Record excerpts:

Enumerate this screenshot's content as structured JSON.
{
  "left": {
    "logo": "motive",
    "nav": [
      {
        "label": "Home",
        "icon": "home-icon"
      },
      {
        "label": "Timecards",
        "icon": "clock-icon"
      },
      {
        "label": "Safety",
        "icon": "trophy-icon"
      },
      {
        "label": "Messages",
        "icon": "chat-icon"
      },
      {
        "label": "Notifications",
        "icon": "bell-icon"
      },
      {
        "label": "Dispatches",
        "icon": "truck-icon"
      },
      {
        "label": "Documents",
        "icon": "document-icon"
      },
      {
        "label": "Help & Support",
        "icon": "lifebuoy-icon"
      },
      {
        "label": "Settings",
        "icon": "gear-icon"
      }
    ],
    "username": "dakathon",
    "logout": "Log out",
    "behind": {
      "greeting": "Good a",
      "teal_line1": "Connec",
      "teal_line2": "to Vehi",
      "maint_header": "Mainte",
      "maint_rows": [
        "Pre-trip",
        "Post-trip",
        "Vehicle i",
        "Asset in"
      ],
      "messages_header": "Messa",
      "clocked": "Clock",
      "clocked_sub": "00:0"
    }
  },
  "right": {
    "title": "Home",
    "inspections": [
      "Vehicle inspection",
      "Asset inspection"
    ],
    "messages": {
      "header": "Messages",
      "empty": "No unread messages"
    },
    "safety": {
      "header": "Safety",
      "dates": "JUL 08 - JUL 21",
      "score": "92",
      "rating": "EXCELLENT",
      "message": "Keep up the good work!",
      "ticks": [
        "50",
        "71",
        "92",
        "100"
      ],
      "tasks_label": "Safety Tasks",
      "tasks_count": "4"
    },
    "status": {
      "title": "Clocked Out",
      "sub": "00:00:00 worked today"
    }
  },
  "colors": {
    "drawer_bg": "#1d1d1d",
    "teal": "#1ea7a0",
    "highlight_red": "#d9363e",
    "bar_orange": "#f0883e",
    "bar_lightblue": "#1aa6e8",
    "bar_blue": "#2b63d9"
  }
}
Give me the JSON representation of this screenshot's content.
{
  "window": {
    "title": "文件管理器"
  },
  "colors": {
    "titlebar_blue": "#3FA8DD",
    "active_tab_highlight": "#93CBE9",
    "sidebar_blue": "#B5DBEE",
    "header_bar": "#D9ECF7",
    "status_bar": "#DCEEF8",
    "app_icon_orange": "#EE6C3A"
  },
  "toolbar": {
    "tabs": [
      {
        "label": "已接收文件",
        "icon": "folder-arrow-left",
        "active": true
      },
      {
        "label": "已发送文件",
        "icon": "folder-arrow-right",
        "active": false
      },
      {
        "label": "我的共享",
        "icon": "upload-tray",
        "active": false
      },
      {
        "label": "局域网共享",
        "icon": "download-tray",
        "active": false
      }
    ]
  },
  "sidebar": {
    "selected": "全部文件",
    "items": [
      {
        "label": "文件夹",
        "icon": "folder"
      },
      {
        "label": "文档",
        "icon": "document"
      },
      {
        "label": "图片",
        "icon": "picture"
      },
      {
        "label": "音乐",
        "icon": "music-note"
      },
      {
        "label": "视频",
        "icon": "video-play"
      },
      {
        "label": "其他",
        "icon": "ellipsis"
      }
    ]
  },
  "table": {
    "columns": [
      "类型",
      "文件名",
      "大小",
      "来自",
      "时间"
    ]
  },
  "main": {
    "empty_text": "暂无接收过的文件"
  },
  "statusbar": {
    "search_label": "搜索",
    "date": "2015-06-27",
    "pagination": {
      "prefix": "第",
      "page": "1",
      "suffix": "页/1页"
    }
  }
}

Exercise:
Collect the lines of the records that include the string "JSON".

Response for this exercise:
Enumerate this screenshot's content as structured JSON.
Give me the JSON representation of this screenshot's content.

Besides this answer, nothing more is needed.